> **TASK GOAL**: Gather all lines with "necessário" from the records.

> **MATERIAL FOR THIS TASK**:
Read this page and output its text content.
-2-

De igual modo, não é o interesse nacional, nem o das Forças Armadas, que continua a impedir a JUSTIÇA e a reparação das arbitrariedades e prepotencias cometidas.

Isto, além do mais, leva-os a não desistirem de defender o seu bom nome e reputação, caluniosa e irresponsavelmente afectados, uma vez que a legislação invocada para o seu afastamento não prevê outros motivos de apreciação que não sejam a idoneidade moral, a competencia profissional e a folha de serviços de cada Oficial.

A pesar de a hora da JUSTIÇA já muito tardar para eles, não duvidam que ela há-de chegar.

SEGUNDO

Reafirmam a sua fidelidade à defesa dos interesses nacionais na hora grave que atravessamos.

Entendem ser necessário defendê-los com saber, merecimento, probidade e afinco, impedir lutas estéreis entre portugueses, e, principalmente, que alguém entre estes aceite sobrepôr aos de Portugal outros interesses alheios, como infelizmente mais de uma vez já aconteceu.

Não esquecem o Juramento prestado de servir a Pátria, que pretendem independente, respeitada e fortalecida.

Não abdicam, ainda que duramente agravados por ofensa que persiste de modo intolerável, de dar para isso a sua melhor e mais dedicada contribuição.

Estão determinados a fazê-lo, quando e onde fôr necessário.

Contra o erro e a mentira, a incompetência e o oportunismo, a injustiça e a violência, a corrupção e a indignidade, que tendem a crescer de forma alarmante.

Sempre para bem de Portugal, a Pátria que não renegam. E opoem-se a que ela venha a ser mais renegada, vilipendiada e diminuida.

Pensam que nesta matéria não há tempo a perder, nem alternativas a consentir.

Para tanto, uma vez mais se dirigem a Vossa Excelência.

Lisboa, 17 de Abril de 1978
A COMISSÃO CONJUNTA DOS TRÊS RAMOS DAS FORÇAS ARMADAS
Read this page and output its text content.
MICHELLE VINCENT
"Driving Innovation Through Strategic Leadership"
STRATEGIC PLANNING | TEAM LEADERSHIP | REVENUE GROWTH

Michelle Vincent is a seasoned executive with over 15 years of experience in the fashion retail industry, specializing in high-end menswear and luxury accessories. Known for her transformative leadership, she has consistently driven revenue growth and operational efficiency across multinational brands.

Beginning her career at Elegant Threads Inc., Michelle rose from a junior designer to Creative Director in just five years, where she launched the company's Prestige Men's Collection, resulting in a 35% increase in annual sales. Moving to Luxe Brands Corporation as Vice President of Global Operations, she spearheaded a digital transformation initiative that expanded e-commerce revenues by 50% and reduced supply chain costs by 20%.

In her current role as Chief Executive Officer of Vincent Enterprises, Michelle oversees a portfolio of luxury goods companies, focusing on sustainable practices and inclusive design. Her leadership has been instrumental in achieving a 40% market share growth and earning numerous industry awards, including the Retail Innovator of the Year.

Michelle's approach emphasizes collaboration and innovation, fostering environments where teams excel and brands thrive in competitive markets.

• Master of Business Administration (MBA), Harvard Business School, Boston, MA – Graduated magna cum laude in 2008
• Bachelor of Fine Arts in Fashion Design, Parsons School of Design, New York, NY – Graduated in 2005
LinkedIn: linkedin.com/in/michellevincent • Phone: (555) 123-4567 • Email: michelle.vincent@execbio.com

> **COMPLETED EXERCISE**:
Entendem ser necessário defendê-los com saber, merecimento, probidade e afinco, impedir lutas estéreis entre portugueses, e, principalmente, que alguém entre estes aceite sobrepôr aos de Portugal outros interesses alheios, como infelizmente mais de uma vez já aconteceu.
Estão determinados a fazê-lo, quando e onde fôr necessário.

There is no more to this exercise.